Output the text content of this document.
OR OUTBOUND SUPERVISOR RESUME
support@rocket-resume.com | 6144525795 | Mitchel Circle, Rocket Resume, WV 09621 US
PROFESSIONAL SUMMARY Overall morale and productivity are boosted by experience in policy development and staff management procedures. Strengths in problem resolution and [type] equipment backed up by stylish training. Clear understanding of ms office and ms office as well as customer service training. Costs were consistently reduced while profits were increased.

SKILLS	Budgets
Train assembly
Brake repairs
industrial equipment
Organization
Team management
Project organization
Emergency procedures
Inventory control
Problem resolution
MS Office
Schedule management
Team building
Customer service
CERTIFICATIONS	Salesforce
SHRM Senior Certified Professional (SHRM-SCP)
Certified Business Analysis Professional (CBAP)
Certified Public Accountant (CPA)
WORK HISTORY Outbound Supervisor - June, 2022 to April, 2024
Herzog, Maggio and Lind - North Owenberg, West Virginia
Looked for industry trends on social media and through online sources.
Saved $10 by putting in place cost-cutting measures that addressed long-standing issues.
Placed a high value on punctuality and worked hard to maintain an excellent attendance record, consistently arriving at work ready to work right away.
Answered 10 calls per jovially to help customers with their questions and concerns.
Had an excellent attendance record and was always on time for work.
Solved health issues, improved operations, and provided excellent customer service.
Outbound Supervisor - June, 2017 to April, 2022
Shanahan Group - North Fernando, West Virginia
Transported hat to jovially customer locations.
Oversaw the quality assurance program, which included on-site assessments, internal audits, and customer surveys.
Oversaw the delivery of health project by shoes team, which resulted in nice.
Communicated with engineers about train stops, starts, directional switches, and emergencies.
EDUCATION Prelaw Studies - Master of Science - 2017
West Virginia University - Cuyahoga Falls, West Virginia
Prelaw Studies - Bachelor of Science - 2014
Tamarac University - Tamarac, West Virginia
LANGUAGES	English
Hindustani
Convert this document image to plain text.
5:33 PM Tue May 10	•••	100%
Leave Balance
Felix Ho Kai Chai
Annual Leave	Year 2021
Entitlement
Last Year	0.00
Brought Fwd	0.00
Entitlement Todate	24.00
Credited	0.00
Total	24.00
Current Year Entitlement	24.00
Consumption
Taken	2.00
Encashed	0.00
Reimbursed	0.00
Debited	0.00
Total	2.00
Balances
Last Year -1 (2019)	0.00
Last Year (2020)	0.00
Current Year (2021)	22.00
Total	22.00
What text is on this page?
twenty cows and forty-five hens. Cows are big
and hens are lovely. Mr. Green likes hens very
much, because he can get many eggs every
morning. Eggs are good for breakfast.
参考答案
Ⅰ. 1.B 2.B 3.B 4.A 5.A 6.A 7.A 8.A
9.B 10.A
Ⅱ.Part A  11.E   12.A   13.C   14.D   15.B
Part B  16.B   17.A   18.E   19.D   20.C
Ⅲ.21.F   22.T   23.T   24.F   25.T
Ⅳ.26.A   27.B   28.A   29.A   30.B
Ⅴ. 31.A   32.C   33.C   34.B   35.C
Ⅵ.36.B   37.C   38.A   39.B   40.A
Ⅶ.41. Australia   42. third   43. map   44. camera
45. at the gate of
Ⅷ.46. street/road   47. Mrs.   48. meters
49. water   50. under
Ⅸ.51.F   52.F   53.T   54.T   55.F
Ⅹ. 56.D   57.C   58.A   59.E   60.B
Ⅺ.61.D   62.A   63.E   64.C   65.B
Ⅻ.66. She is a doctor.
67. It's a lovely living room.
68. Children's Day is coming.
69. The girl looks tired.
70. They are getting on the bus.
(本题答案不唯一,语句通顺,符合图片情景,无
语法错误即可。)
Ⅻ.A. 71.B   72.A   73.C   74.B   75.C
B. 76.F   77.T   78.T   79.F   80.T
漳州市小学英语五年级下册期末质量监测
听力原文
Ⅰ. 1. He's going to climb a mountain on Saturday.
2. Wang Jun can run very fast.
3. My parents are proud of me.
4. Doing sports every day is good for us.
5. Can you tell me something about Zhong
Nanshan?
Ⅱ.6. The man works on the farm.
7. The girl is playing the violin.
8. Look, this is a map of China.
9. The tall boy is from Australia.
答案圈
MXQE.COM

* **THE EXERCISE**
Find the lines above holding the word "Year" and show them.

* **FINISHED ANSWER**
Annual Leave	Year 2021
Last Year	0.00
Current Year Entitlement	24.00
Last Year -1 (2019)	0.00
Last Year (2020)	0.00
Current Year (2021)	22.00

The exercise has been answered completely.